[Part of a data file]
************
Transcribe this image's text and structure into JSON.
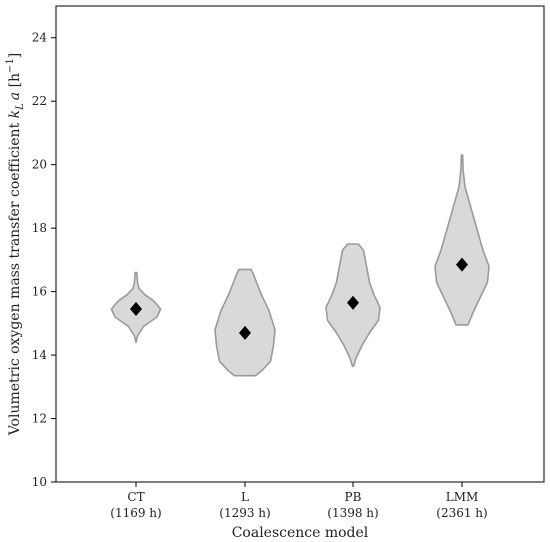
{
  "chart_data": {
    "type": "violin",
    "title": "",
    "xlabel": "Coalescence model",
    "ylabel_text": "Volumetric oxygen mass transfer coefficient ",
    "ylabel_symbol": "k",
    "ylabel_subscript": "L",
    "ylabel_symbol2": "a",
    "ylabel_unit": " [h",
    "ylabel_unit_exp": "−1",
    "ylabel_unit_close": "]",
    "ylim": [
      10,
      25
    ],
    "yticks": [
      10,
      12,
      14,
      16,
      18,
      20,
      22,
      24
    ],
    "grid": false,
    "categories": [
      {
        "name": "CT",
        "duration": "(1169 h)",
        "marker": 15.45,
        "profile": [
          [
            14.4,
            0.0
          ],
          [
            14.6,
            0.05
          ],
          [
            14.9,
            0.25
          ],
          [
            15.2,
            0.7
          ],
          [
            15.45,
            0.82
          ],
          [
            15.7,
            0.6
          ],
          [
            15.9,
            0.3
          ],
          [
            16.1,
            0.1
          ],
          [
            16.3,
            0.05
          ],
          [
            16.6,
            0.03
          ]
        ]
      },
      {
        "name": "L",
        "duration": "(1293 h)",
        "marker": 14.7,
        "profile": [
          [
            13.35,
            0.35
          ],
          [
            13.5,
            0.55
          ],
          [
            13.8,
            0.85
          ],
          [
            14.3,
            0.95
          ],
          [
            14.8,
            1.0
          ],
          [
            15.4,
            0.8
          ],
          [
            15.9,
            0.55
          ],
          [
            16.3,
            0.38
          ],
          [
            16.55,
            0.28
          ],
          [
            16.7,
            0.2
          ]
        ]
      },
      {
        "name": "PB",
        "duration": "(1398 h)",
        "marker": 15.65,
        "profile": [
          [
            13.65,
            0.02
          ],
          [
            13.9,
            0.1
          ],
          [
            14.3,
            0.3
          ],
          [
            14.7,
            0.55
          ],
          [
            15.1,
            0.85
          ],
          [
            15.5,
            0.9
          ],
          [
            15.9,
            0.7
          ],
          [
            16.3,
            0.55
          ],
          [
            16.8,
            0.45
          ],
          [
            17.3,
            0.35
          ],
          [
            17.5,
            0.18
          ]
        ]
      },
      {
        "name": "LMM",
        "duration": "(2361 h)",
        "marker": 16.85,
        "profile": [
          [
            14.95,
            0.2
          ],
          [
            15.3,
            0.35
          ],
          [
            15.8,
            0.6
          ],
          [
            16.3,
            0.85
          ],
          [
            16.8,
            0.9
          ],
          [
            17.3,
            0.7
          ],
          [
            17.8,
            0.55
          ],
          [
            18.3,
            0.4
          ],
          [
            18.8,
            0.25
          ],
          [
            19.3,
            0.1
          ],
          [
            19.8,
            0.04
          ],
          [
            20.3,
            0.02
          ]
        ]
      }
    ]
  }
}
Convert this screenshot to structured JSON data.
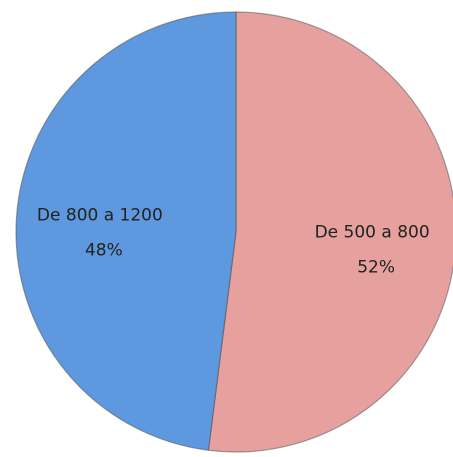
{
  "chart_data": {
    "type": "pie",
    "categories": [
      "De 500 a 800",
      "De 800 a 1200"
    ],
    "values": [
      52,
      48
    ],
    "value_labels": [
      "52%",
      "48%"
    ],
    "colors": [
      "#e6a19f",
      "#5e98de"
    ]
  }
}
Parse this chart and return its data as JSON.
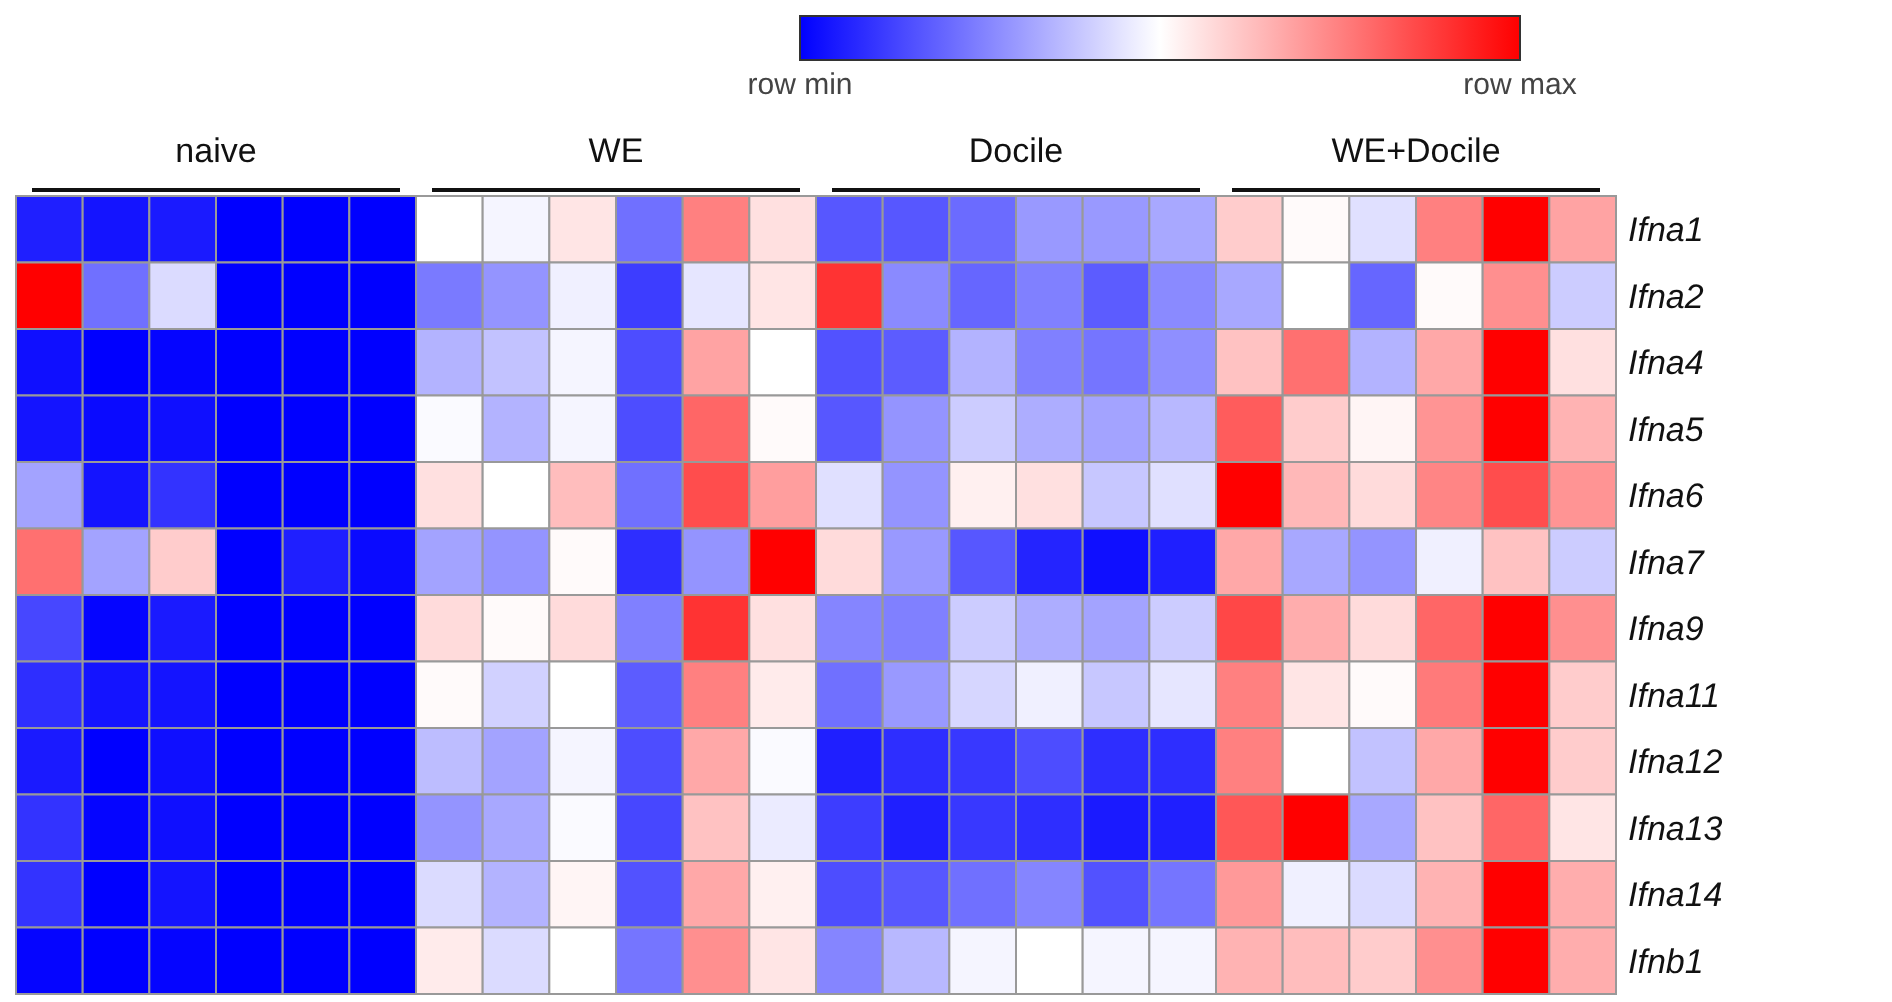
{
  "chart_data": {
    "type": "heatmap",
    "categories": [
      null,
      null,
      null,
      null,
      null,
      null,
      null,
      null,
      null,
      null,
      null,
      null,
      null,
      null,
      null,
      null,
      null,
      null,
      null,
      null,
      null,
      null,
      null,
      null
    ],
    "y_categories": [
      "Ifna1",
      "Ifna2",
      "Ifna4",
      "Ifna5",
      "Ifna6",
      "Ifna7",
      "Ifna9",
      "Ifna11",
      "Ifna12",
      "Ifna13",
      "Ifna14",
      "Ifnb1"
    ],
    "annotations": [
      "naive",
      "WE",
      "Docile",
      "WE+Docile"
    ],
    "clim": [
      0,
      1
    ],
    "cticks": [
      {
        "value": 0,
        "label": "row min"
      },
      {
        "value": 1,
        "label": "row max"
      }
    ],
    "cells": [
      [
        0.06,
        0.04,
        0.05,
        0,
        0,
        0,
        0.5,
        0.48,
        0.55,
        0.22,
        0.75,
        0.56,
        0.17,
        0.17,
        0.21,
        0.3,
        0.3,
        0.33,
        0.6,
        0.51,
        0.44,
        0.75,
        1,
        0.68
      ],
      [
        1,
        0.22,
        0.43,
        0,
        0,
        0,
        0.24,
        0.29,
        0.47,
        0.12,
        0.45,
        0.55,
        0.9,
        0.27,
        0.2,
        0.25,
        0.18,
        0.27,
        0.33,
        0.5,
        0.2,
        0.51,
        0.72,
        0.4
      ],
      [
        0.03,
        0,
        0.01,
        0,
        0,
        0,
        0.35,
        0.38,
        0.48,
        0.15,
        0.68,
        0.5,
        0.16,
        0.18,
        0.35,
        0.25,
        0.23,
        0.28,
        0.62,
        0.78,
        0.35,
        0.67,
        1,
        0.56
      ],
      [
        0.04,
        0.02,
        0.03,
        0,
        0,
        0,
        0.49,
        0.35,
        0.48,
        0.15,
        0.8,
        0.51,
        0.17,
        0.29,
        0.4,
        0.34,
        0.32,
        0.36,
        0.82,
        0.6,
        0.52,
        0.71,
        1,
        0.65
      ],
      [
        0.32,
        0.04,
        0.1,
        0,
        0,
        0,
        0.56,
        0.5,
        0.63,
        0.22,
        0.85,
        0.69,
        0.44,
        0.29,
        0.53,
        0.56,
        0.39,
        0.44,
        1,
        0.64,
        0.57,
        0.74,
        0.85,
        0.71
      ],
      [
        0.78,
        0.32,
        0.6,
        0,
        0.06,
        0.02,
        0.32,
        0.29,
        0.51,
        0.09,
        0.29,
        1,
        0.57,
        0.3,
        0.17,
        0.07,
        0.03,
        0.06,
        0.67,
        0.33,
        0.29,
        0.47,
        0.62,
        0.4
      ],
      [
        0.14,
        0.01,
        0.05,
        0,
        0,
        0,
        0.57,
        0.51,
        0.57,
        0.25,
        0.9,
        0.56,
        0.26,
        0.25,
        0.4,
        0.34,
        0.32,
        0.4,
        0.86,
        0.66,
        0.57,
        0.8,
        1,
        0.72
      ],
      [
        0.09,
        0.04,
        0.04,
        0,
        0,
        0,
        0.51,
        0.41,
        0.5,
        0.18,
        0.75,
        0.54,
        0.22,
        0.3,
        0.42,
        0.47,
        0.39,
        0.45,
        0.75,
        0.55,
        0.51,
        0.76,
        1,
        0.6
      ],
      [
        0.05,
        0,
        0.03,
        0,
        0,
        0,
        0.37,
        0.32,
        0.48,
        0.15,
        0.67,
        0.49,
        0.06,
        0.09,
        0.11,
        0.15,
        0.09,
        0.09,
        0.75,
        0.5,
        0.38,
        0.67,
        1,
        0.6
      ],
      [
        0.1,
        0.01,
        0.03,
        0,
        0,
        0,
        0.29,
        0.33,
        0.49,
        0.14,
        0.62,
        0.46,
        0.12,
        0.06,
        0.11,
        0.09,
        0.05,
        0.06,
        0.83,
        1,
        0.33,
        0.62,
        0.8,
        0.55
      ],
      [
        0.1,
        0,
        0.04,
        0,
        0,
        0,
        0.43,
        0.35,
        0.52,
        0.16,
        0.67,
        0.53,
        0.15,
        0.17,
        0.22,
        0.26,
        0.16,
        0.23,
        0.7,
        0.47,
        0.43,
        0.65,
        1,
        0.66
      ],
      [
        0.01,
        0,
        0.01,
        0,
        0,
        0,
        0.54,
        0.43,
        0.5,
        0.23,
        0.72,
        0.55,
        0.26,
        0.36,
        0.48,
        0.5,
        0.48,
        0.48,
        0.65,
        0.63,
        0.6,
        0.72,
        1,
        0.66
      ]
    ]
  }
}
************
CHALLENGE: Using the material above, gather every line that includes "this".

OUTPUT BELOW:
Transcribe this image's text and structure into JSON.
Convert this screenshot to structured JSON data.
Parse this chart and return its data as JSON.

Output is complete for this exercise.